→ REQUIRED TASK: Determine how many lines in these records hold "tail". Only the number is wanted.

→ SUPPLIED DATA:
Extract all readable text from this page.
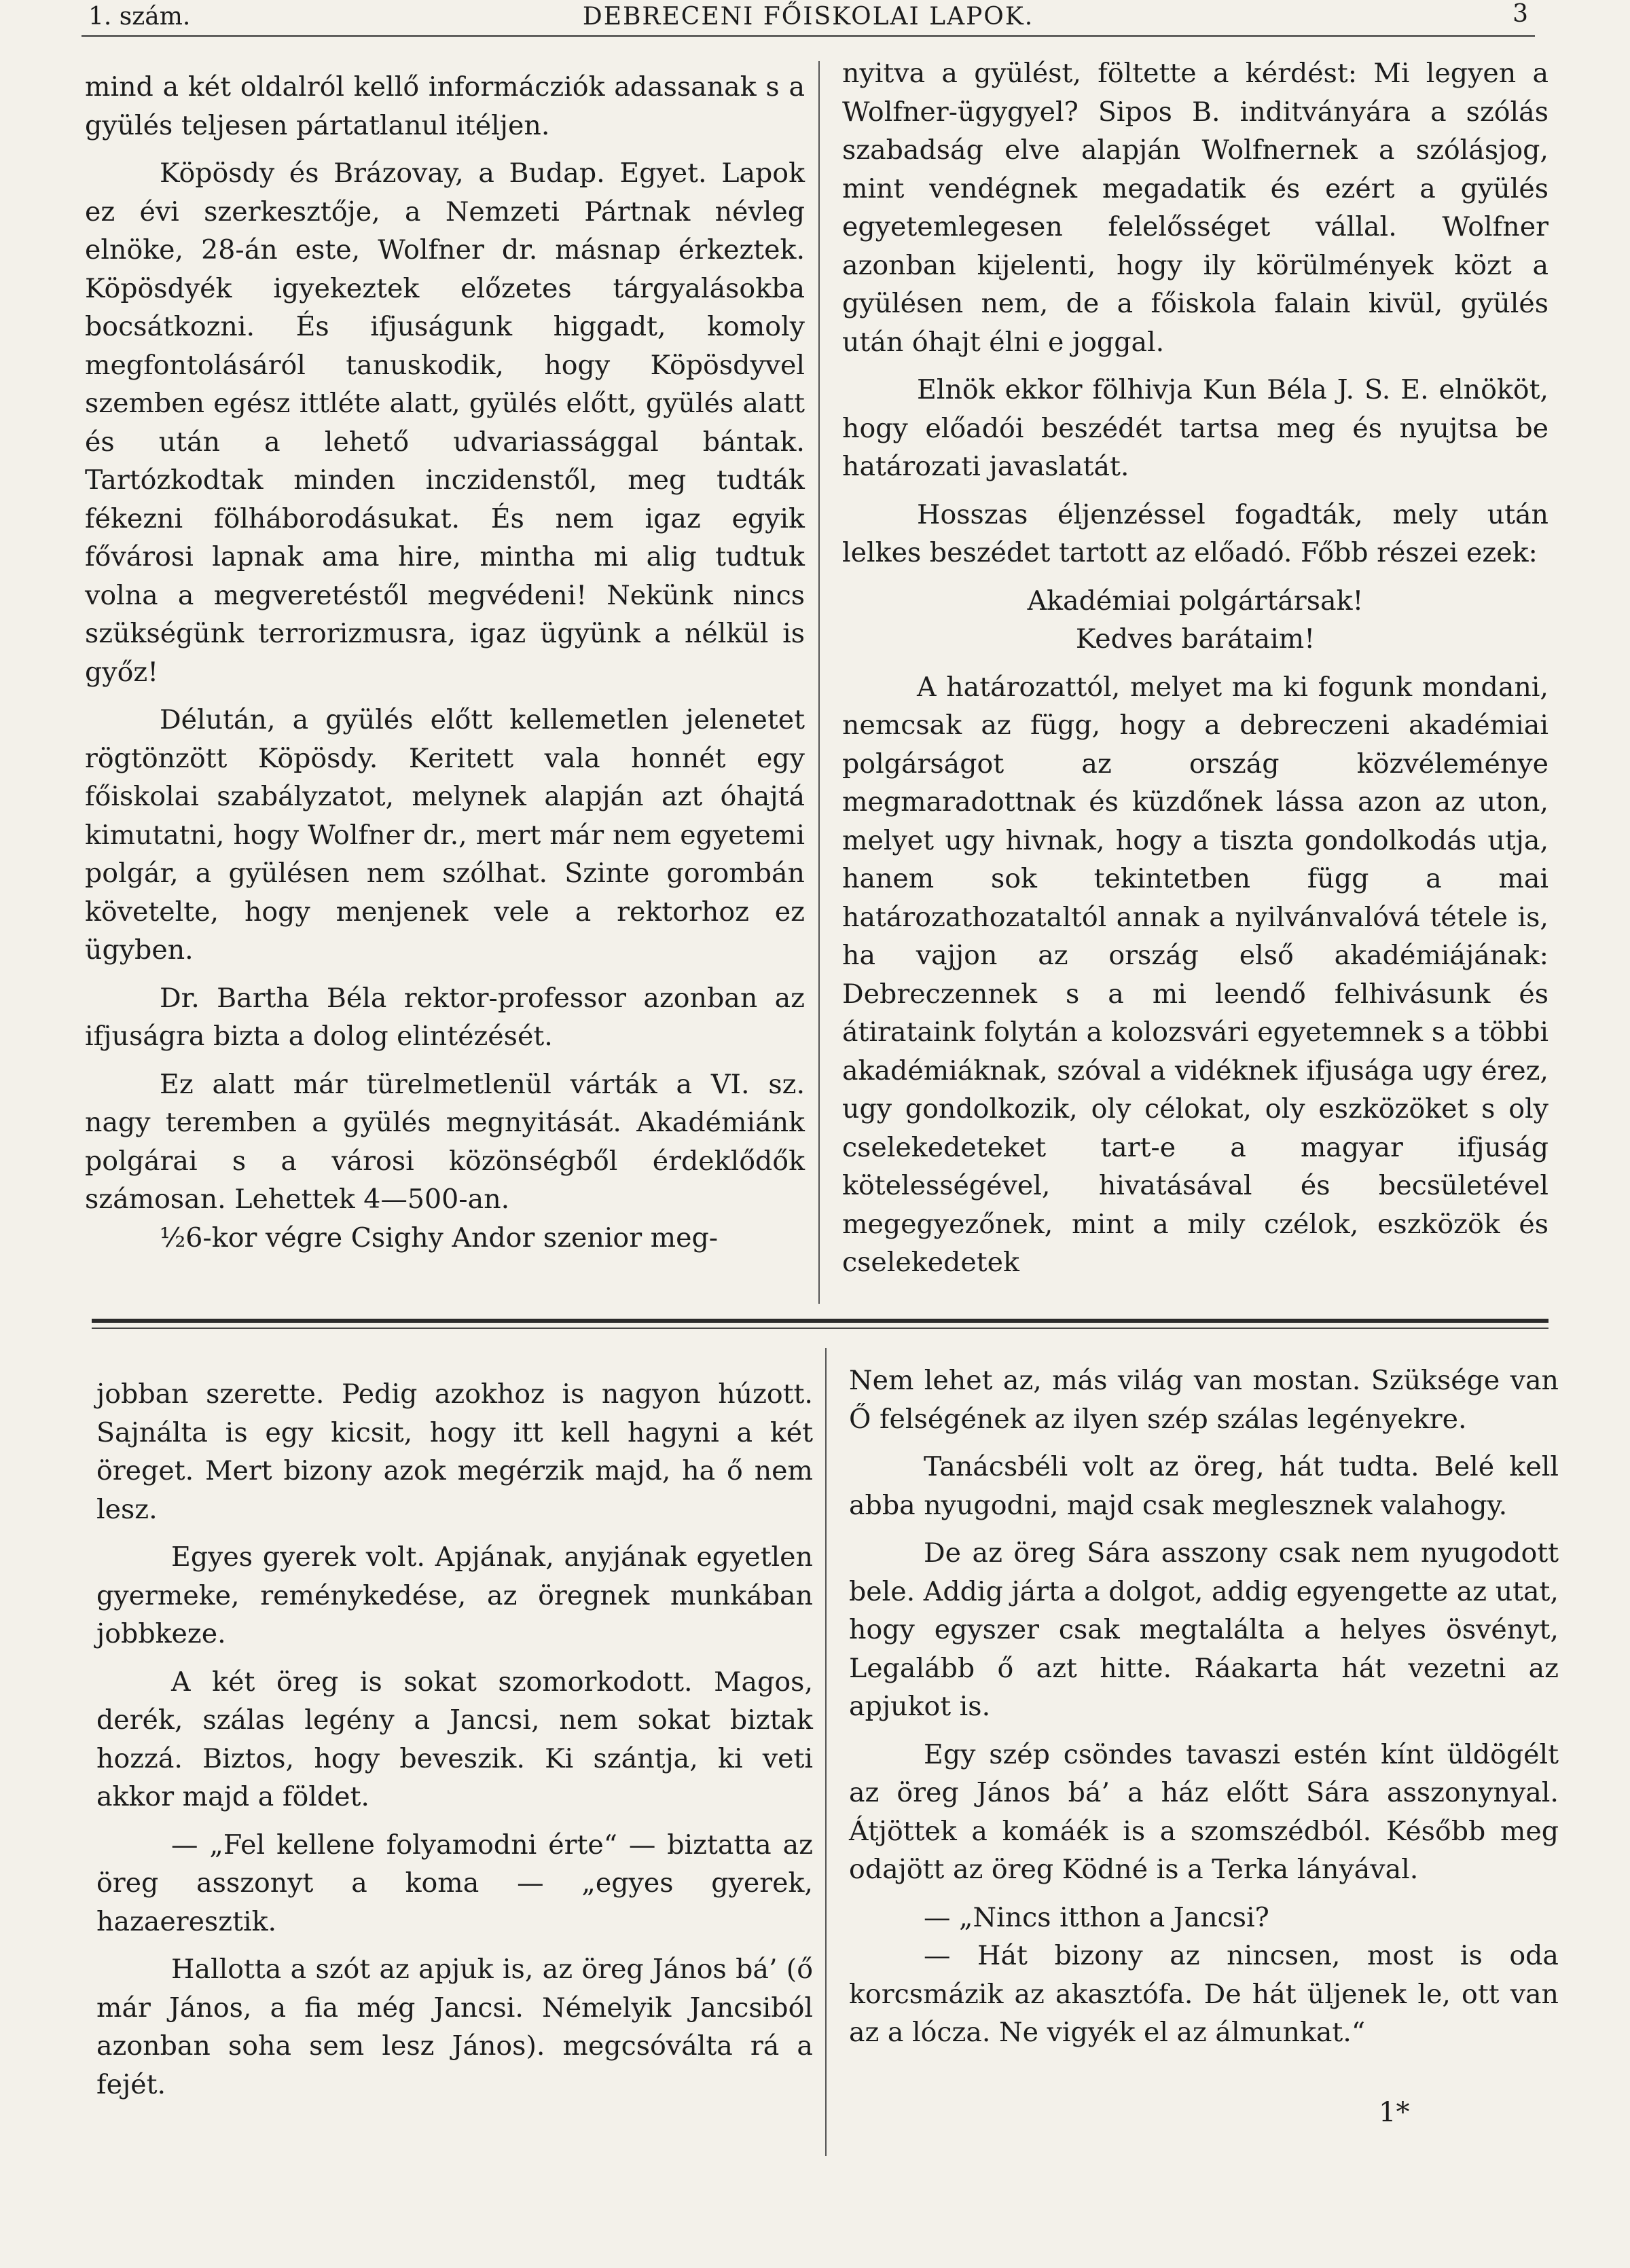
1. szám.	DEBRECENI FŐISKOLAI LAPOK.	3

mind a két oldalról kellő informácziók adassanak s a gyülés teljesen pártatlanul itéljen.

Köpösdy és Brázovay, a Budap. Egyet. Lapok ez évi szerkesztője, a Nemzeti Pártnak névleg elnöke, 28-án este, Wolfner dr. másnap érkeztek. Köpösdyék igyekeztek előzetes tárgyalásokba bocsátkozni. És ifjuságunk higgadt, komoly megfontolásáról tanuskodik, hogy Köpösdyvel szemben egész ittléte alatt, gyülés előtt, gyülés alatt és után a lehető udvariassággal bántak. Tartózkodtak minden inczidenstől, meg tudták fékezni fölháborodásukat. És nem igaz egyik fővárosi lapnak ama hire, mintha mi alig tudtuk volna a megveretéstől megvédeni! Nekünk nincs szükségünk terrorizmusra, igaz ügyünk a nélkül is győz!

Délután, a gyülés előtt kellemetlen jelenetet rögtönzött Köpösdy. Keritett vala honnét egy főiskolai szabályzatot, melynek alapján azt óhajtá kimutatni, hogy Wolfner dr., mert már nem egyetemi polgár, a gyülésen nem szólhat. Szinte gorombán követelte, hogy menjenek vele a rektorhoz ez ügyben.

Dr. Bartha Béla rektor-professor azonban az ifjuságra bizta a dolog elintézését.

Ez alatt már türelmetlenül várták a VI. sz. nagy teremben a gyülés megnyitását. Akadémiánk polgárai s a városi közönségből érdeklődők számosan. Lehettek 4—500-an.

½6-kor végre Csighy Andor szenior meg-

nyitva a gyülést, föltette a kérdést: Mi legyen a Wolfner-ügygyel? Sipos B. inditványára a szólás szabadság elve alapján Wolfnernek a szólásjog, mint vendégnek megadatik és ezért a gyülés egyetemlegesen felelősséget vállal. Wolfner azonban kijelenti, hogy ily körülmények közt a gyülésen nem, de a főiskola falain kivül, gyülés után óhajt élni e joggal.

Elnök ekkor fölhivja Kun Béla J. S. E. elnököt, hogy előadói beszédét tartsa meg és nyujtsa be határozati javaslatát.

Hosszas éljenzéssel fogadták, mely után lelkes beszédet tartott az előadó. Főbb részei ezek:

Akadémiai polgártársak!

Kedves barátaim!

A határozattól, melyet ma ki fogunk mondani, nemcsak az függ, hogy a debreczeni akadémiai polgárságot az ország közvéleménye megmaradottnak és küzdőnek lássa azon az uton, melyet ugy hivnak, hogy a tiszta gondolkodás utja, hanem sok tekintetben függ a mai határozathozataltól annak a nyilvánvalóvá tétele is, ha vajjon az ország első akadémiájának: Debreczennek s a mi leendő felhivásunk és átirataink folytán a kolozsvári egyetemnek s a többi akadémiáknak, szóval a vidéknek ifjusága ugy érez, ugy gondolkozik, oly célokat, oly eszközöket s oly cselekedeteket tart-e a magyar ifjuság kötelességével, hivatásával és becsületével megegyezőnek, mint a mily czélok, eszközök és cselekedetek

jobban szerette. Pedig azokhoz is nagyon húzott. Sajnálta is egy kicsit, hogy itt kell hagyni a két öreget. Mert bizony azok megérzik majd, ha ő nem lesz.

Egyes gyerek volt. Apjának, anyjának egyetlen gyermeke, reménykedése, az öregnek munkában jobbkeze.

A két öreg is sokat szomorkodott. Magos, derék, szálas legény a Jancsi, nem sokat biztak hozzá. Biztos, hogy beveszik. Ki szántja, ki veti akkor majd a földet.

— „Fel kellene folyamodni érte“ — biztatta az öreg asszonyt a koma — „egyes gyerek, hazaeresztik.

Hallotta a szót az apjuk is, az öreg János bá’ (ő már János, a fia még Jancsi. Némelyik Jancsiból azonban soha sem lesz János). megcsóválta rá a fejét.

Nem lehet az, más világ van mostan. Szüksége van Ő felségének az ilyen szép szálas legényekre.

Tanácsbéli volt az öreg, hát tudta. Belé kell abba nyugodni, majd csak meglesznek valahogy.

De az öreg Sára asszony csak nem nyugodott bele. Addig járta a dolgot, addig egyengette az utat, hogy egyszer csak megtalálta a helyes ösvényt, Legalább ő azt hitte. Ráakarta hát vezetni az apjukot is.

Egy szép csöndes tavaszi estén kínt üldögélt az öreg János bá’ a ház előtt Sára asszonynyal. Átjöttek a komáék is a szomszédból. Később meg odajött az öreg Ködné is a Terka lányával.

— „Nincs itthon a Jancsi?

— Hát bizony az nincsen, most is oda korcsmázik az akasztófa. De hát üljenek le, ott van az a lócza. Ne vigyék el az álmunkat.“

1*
==
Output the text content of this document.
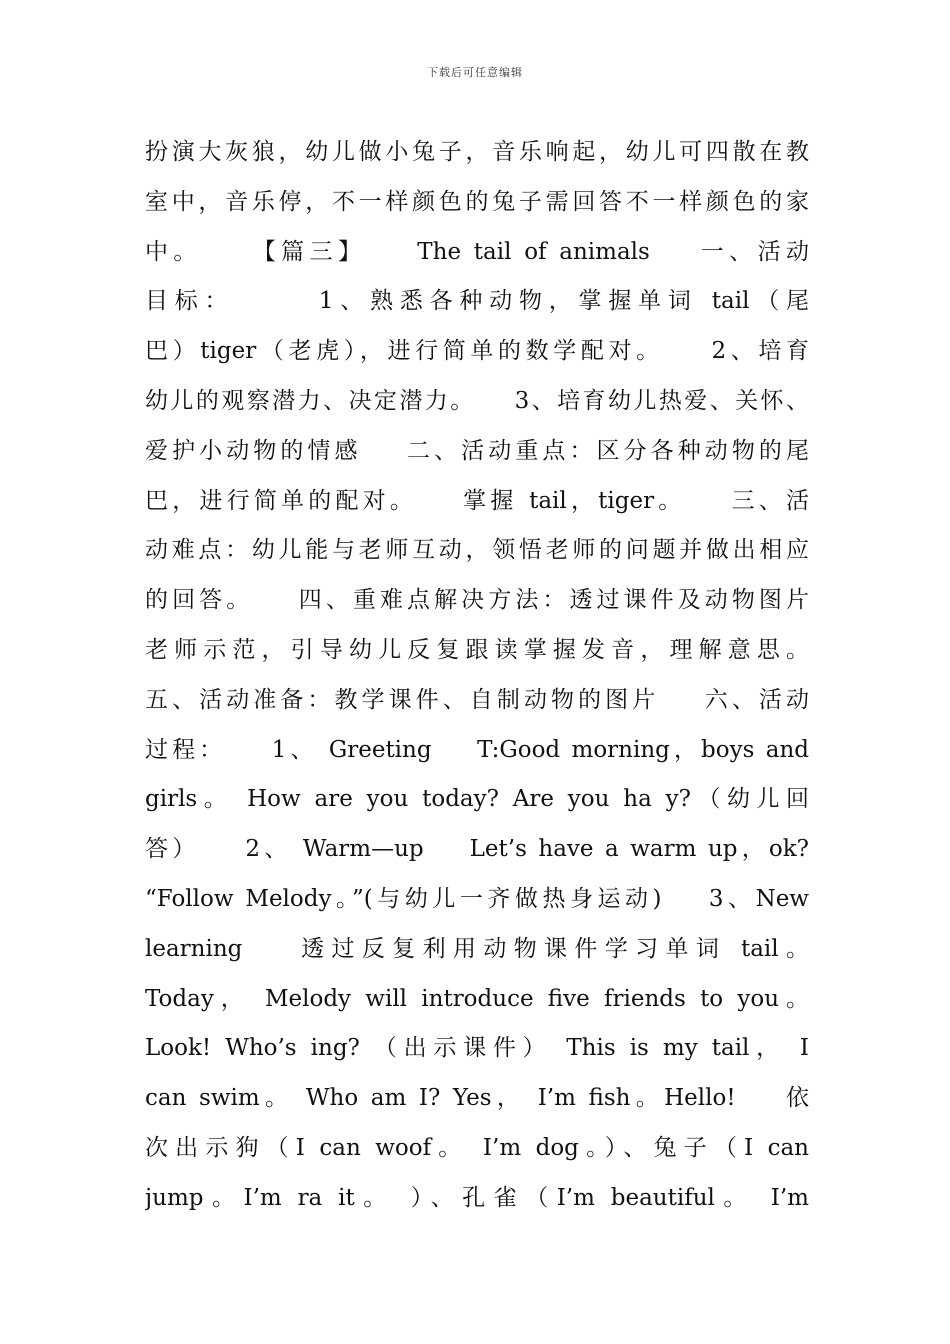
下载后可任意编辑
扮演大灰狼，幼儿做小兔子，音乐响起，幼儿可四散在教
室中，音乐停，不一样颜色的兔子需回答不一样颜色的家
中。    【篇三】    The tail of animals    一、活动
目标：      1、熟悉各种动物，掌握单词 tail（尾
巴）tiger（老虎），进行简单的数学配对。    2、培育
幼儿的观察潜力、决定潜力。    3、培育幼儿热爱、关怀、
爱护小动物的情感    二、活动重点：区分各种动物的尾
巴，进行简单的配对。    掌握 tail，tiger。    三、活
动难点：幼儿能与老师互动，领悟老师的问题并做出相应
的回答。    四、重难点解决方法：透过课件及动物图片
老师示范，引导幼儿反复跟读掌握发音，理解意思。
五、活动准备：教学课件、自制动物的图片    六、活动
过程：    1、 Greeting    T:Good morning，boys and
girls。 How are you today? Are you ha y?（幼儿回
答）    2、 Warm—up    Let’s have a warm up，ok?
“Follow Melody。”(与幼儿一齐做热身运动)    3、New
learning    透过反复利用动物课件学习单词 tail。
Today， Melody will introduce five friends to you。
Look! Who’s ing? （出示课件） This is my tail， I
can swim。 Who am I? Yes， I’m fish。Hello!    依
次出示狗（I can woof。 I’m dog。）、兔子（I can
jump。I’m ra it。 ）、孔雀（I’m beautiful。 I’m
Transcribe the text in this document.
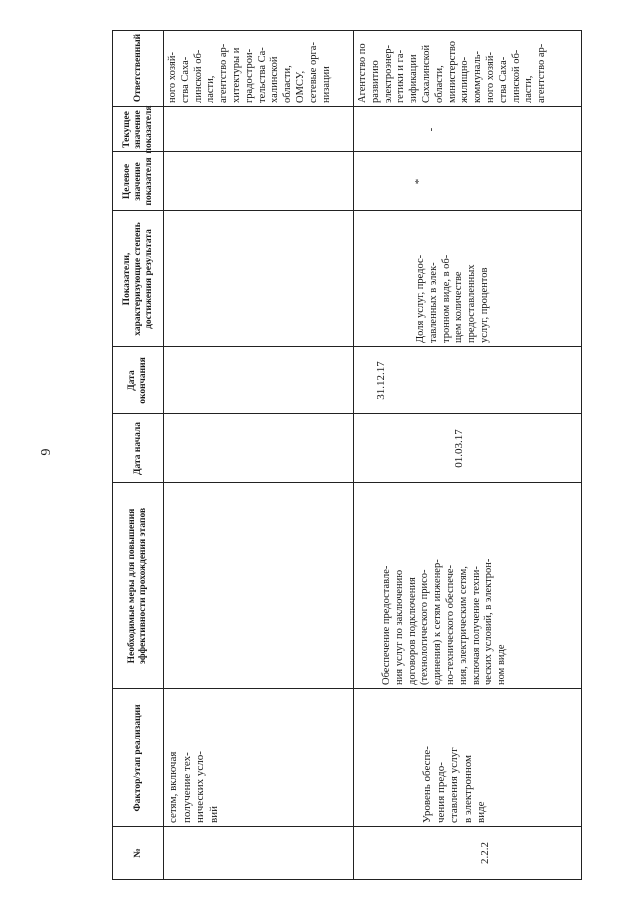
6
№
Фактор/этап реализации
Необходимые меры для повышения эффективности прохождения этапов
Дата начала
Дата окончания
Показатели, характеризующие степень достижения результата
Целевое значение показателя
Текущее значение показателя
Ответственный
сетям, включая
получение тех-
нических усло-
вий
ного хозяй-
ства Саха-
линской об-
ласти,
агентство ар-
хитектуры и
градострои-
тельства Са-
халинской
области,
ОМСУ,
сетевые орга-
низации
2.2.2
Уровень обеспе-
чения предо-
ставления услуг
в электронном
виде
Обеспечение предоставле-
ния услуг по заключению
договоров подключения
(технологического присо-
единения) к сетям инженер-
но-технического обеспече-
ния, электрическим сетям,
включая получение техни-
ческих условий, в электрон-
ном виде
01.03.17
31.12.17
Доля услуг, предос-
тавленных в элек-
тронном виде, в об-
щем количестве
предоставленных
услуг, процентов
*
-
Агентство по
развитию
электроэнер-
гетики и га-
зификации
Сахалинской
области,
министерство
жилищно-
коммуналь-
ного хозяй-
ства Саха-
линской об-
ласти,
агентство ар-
==
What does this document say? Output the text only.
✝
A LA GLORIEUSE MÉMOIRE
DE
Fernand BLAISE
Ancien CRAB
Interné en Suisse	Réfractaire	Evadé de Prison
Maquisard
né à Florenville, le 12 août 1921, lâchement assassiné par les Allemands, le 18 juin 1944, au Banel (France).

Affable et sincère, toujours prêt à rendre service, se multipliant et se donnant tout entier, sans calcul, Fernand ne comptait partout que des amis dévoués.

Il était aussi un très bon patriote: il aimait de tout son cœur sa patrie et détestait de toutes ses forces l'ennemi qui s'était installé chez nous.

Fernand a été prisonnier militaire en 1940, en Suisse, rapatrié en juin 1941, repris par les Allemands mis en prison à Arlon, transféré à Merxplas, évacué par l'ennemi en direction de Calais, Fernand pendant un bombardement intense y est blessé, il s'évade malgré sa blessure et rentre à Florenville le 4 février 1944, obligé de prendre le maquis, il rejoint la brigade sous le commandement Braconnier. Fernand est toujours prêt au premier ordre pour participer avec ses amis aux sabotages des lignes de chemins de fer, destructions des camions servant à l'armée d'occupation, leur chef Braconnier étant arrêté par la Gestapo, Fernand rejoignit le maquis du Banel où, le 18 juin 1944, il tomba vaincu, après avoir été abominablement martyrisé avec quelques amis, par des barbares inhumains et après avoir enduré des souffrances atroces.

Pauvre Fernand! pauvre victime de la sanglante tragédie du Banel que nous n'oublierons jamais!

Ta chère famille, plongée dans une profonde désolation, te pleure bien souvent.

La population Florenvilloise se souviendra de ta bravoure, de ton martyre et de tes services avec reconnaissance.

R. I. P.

→ ANSWER TO THIS EXERCISE: 5